— Exercise data —
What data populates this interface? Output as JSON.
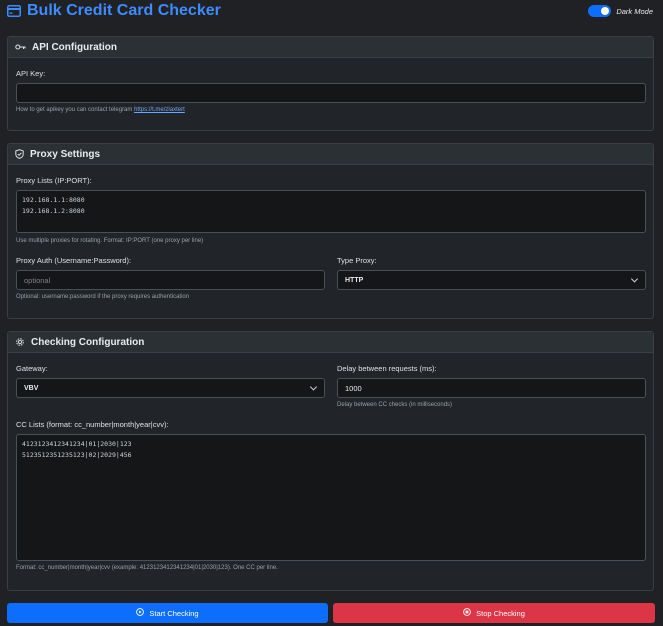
{
  "header": {
    "title": "Bulk Credit Card Checker",
    "dark_mode_label": "Dark Mode",
    "dark_mode_on": true
  },
  "api": {
    "title": "API Configuration",
    "key_label": "API Key:",
    "key_value": "",
    "help_text": "How to get apikey you can contact telegram ",
    "help_link": "https://t.me/zlaxtert"
  },
  "proxy": {
    "title": "Proxy Settings",
    "lists_label": "Proxy Lists (IP:PORT):",
    "lists_value": "192.168.1.1:8080\n192.168.1.2:8080",
    "lists_help": "Use multiple proxies for rotating. Format: IP:PORT (one proxy per line)",
    "auth_label": "Proxy Auth (Username:Password):",
    "auth_placeholder": "optional",
    "auth_help": "Optional: username:password if the proxy requires authentication",
    "type_label": "Type Proxy:",
    "type_value": "HTTP"
  },
  "checking": {
    "title": "Checking Configuration",
    "gateway_label": "Gateway:",
    "gateway_value": "VBV",
    "delay_label": "Delay between requests (ms):",
    "delay_value": "1000",
    "delay_help": "Delay between CC checks (in milliseconds)",
    "cc_label": "CC Lists (format: cc_number|month|year|cvv):",
    "cc_value": "4123123412341234|01|2030|123\n5123512351235123|02|2029|456",
    "cc_help": "Format: cc_number|month|year|cvv (example: 4123123412341234|01|2030|123). One CC per line."
  },
  "actions": {
    "start_label": "Start Checking",
    "stop_label": "Stop Checking"
  },
  "colors": {
    "accent": "#0d6efd",
    "title": "#3d8bfd",
    "danger": "#dc3545",
    "background": "#1f2125"
  }
}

— Problem description —
Send back the data above word for word, with the pictures left out.

— Exercise output —
What data populates this interface? Output as JSON.
{
  "header": {
    "title": "Bulk Credit Card Checker",
    "dark_mode_label": "Dark Mode",
    "dark_mode_on": true
  },
  "api": {
    "title": "API Configuration",
    "key_label": "API Key:",
    "key_value": "",
    "help_text": "How to get apikey you can contact telegram ",
    "help_link": "https://t.me/zlaxtert"
  },
  "proxy": {
    "title": "Proxy Settings",
    "lists_label": "Proxy Lists (IP:PORT):",
    "lists_value": "192.168.1.1:8080\n192.168.1.2:8080",
    "lists_help": "Use multiple proxies for rotating. Format: IP:PORT (one proxy per line)",
    "auth_label": "Proxy Auth (Username:Password):",
    "auth_placeholder": "optional",
    "auth_help": "Optional: username:password if the proxy requires authentication",
    "type_label": "Type Proxy:",
    "type_value": "HTTP"
  },
  "checking": {
    "title": "Checking Configuration",
    "gateway_label": "Gateway:",
    "gateway_value": "VBV",
    "delay_label": "Delay between requests (ms):",
    "delay_value": "1000",
    "delay_help": "Delay between CC checks (in milliseconds)",
    "cc_label": "CC Lists (format: cc_number|month|year|cvv):",
    "cc_value": "4123123412341234|01|2030|123\n5123512351235123|02|2029|456",
    "cc_help": "Format: cc_number|month|year|cvv (example: 4123123412341234|01|2030|123). One CC per line."
  },
  "actions": {
    "start_label": "Start Checking",
    "stop_label": "Stop Checking"
  },
  "colors": {
    "accent": "#0d6efd",
    "title": "#3d8bfd",
    "danger": "#dc3545",
    "background": "#1f2125"
  }
}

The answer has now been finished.